** What you need to do **
Every line that includes the word "likes" is to be listed.

========================================

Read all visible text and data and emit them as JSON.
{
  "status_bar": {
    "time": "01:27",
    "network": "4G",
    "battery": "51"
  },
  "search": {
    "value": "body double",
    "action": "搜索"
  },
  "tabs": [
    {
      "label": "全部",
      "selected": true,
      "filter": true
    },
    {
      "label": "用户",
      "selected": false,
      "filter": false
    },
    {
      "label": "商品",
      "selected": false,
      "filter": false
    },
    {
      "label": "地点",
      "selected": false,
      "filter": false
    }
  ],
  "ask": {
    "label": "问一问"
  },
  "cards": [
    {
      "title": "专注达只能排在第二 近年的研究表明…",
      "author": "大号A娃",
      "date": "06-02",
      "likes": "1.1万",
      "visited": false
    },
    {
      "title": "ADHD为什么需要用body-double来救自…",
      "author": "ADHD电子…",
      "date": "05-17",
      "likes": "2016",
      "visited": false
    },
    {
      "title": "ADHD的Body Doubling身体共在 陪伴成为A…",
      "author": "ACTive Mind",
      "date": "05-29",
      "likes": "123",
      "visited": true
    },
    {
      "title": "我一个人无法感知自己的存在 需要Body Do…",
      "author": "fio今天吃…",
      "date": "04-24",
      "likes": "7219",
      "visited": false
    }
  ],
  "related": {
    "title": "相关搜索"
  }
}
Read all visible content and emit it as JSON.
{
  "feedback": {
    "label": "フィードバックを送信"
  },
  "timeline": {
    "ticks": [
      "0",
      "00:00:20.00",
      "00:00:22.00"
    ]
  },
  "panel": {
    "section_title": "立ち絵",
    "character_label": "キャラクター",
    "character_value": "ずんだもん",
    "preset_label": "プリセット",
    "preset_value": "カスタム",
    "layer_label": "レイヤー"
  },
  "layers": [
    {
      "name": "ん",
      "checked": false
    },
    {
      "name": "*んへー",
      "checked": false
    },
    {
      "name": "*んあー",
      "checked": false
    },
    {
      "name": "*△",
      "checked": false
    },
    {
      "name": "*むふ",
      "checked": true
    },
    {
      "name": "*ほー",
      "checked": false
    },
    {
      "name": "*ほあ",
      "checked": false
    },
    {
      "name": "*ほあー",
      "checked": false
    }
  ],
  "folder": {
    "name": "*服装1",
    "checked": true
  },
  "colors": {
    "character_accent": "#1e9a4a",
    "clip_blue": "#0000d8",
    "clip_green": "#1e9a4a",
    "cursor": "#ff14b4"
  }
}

========================================

** Full response **
      "likes": "1.1万",
      "likes": "2016",
      "likes": "123",
      "likes": "7219",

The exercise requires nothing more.